* WHAT YOU SHOULD DO
Produce an exact copy of all the data below, dropping every image.

======== RECORDS FOR THIS TASK ========

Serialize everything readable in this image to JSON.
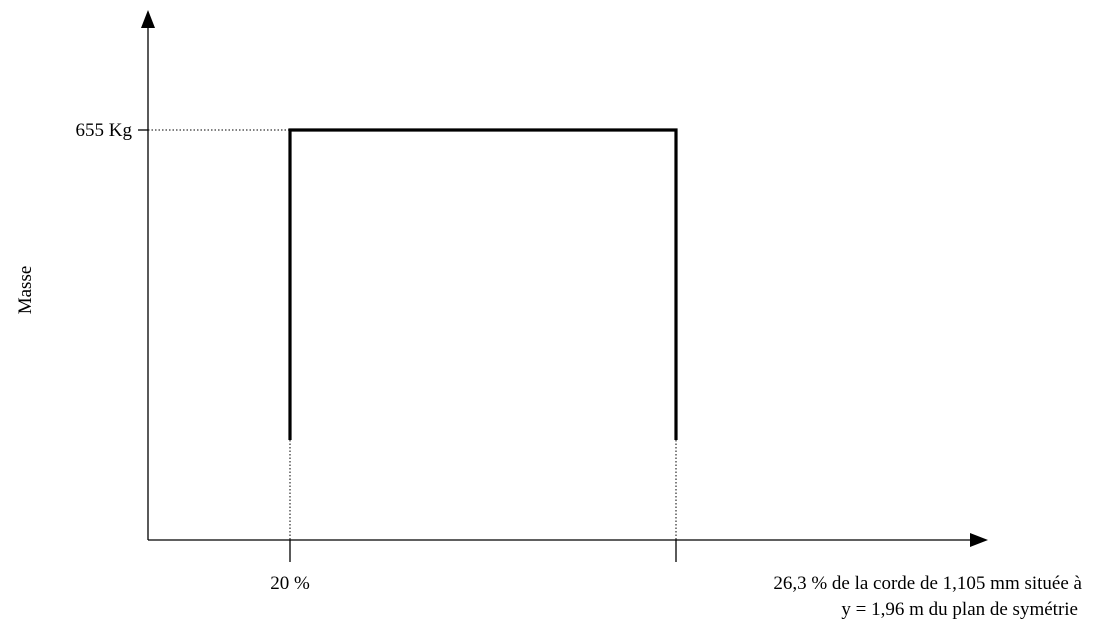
{
  "diagram": {
    "y_axis_label": "Masse",
    "y_tick_label": "655 Kg",
    "x_tick_start_label": "20 %",
    "x_tick_end_label_line1": "26,3 % de la corde de 1,105 mm située à",
    "x_tick_end_label_line2": "y = 1,96 m du plan de symétrie"
  }
}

========

* ANSWER FOR THE TASK
Serialize everything readable in this image to JSON.
{
  "diagram": {
    "y_axis_label": "Masse",
    "y_tick_label": "655 Kg",
    "x_tick_start_label": "20 %",
    "x_tick_end_label_line1": "26,3 % de la corde de 1,105 mm située à",
    "x_tick_end_label_line2": "y = 1,96 m du plan de symétrie"
  }
}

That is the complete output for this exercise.